(Records from a collection of figures)
——————————

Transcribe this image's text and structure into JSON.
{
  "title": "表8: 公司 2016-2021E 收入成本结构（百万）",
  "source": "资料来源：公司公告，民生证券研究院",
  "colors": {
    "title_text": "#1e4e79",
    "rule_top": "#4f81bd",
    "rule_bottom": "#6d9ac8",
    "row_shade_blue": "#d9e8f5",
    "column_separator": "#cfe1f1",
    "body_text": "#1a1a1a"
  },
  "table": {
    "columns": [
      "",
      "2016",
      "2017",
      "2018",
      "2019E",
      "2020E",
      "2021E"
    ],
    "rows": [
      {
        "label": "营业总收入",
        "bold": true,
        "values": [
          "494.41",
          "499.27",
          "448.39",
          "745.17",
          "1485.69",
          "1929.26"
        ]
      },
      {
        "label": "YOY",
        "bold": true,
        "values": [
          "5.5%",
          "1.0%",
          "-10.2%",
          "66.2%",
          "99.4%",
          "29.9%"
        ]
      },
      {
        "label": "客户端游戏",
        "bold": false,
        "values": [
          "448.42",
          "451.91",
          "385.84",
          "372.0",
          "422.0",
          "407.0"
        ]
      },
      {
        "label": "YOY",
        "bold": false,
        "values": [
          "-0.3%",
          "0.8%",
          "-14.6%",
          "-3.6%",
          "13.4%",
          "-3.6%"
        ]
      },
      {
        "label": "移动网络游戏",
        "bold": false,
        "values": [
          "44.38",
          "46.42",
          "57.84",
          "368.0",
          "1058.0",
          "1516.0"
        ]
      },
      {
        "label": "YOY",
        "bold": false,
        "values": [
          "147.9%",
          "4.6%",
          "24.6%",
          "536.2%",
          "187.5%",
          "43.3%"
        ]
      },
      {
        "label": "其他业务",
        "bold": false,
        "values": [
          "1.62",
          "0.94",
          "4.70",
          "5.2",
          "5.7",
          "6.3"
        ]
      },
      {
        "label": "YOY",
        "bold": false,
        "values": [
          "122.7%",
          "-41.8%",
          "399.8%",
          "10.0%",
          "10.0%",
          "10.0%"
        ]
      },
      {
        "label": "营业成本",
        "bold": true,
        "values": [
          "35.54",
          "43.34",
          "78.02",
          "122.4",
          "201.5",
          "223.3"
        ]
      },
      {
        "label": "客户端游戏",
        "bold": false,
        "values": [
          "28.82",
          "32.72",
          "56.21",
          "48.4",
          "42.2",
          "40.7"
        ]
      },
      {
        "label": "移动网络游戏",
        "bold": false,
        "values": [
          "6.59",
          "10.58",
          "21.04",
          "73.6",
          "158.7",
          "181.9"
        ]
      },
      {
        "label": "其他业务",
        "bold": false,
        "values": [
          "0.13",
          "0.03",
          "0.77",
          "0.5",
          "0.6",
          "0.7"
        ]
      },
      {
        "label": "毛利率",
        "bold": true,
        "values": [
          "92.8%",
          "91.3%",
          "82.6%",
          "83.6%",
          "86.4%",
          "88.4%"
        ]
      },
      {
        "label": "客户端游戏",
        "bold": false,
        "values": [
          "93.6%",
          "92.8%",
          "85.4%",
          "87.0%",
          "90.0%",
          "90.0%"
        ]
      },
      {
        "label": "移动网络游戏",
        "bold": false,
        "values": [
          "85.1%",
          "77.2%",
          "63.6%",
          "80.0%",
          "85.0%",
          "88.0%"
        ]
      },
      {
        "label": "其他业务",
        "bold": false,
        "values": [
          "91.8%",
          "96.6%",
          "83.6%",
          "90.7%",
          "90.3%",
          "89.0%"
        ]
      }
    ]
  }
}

——————————

Do this:
Repeat each entry word for word.

Written response:
Transcribe this image's text and structure into JSON.
{
  "title": "表8: 公司 2016-2021E 收入成本结构（百万）",
  "source": "资料来源：公司公告，民生证券研究院",
  "colors": {
    "title_text": "#1e4e79",
    "rule_top": "#4f81bd",
    "rule_bottom": "#6d9ac8",
    "row_shade_blue": "#d9e8f5",
    "column_separator": "#cfe1f1",
    "body_text": "#1a1a1a"
  },
  "table": {
    "columns": [
      "",
      "2016",
      "2017",
      "2018",
      "2019E",
      "2020E",
      "2021E"
    ],
    "rows": [
      {
        "label": "营业总收入",
        "bold": true,
        "values": [
          "494.41",
          "499.27",
          "448.39",
          "745.17",
          "1485.69",
          "1929.26"
        ]
      },
      {
        "label": "YOY",
        "bold": true,
        "values": [
          "5.5%",
          "1.0%",
          "-10.2%",
          "66.2%",
          "99.4%",
          "29.9%"
        ]
      },
      {
        "label": "客户端游戏",
        "bold": false,
        "values": [
          "448.42",
          "451.91",
          "385.84",
          "372.0",
          "422.0",
          "407.0"
        ]
      },
      {
        "label": "YOY",
        "bold": false,
        "values": [
          "-0.3%",
          "0.8%",
          "-14.6%",
          "-3.6%",
          "13.4%",
          "-3.6%"
        ]
      },
      {
        "label": "移动网络游戏",
        "bold": false,
        "values": [
          "44.38",
          "46.42",
          "57.84",
          "368.0",
          "1058.0",
          "1516.0"
        ]
      },
      {
        "label": "YOY",
        "bold": false,
        "values": [
          "147.9%",
          "4.6%",
          "24.6%",
          "536.2%",
          "187.5%",
          "43.3%"
        ]
      },
      {
        "label": "其他业务",
        "bold": false,
        "values": [
          "1.62",
          "0.94",
          "4.70",
          "5.2",
          "5.7",
          "6.3"
        ]
      },
      {
        "label": "YOY",
        "bold": false,
        "values": [
          "122.7%",
          "-41.8%",
          "399.8%",
          "10.0%",
          "10.0%",
          "10.0%"
        ]
      },
      {
        "label": "营业成本",
        "bold": true,
        "values": [
          "35.54",
          "43.34",
          "78.02",
          "122.4",
          "201.5",
          "223.3"
        ]
      },
      {
        "label": "客户端游戏",
        "bold": false,
        "values": [
          "28.82",
          "32.72",
          "56.21",
          "48.4",
          "42.2",
          "40.7"
        ]
      },
      {
        "label": "移动网络游戏",
        "bold": false,
        "values": [
          "6.59",
          "10.58",
          "21.04",
          "73.6",
          "158.7",
          "181.9"
        ]
      },
      {
        "label": "其他业务",
        "bold": false,
        "values": [
          "0.13",
          "0.03",
          "0.77",
          "0.5",
          "0.6",
          "0.7"
        ]
      },
      {
        "label": "毛利率",
        "bold": true,
        "values": [
          "92.8%",
          "91.3%",
          "82.6%",
          "83.6%",
          "86.4%",
          "88.4%"
        ]
      },
      {
        "label": "客户端游戏",
        "bold": false,
        "values": [
          "93.6%",
          "92.8%",
          "85.4%",
          "87.0%",
          "90.0%",
          "90.0%"
        ]
      },
      {
        "label": "移动网络游戏",
        "bold": false,
        "values": [
          "85.1%",
          "77.2%",
          "63.6%",
          "80.0%",
          "85.0%",
          "88.0%"
        ]
      },
      {
        "label": "其他业务",
        "bold": false,
        "values": [
          "91.8%",
          "96.6%",
          "83.6%",
          "90.7%",
          "90.3%",
          "89.0%"
        ]
      }
    ]
  }
}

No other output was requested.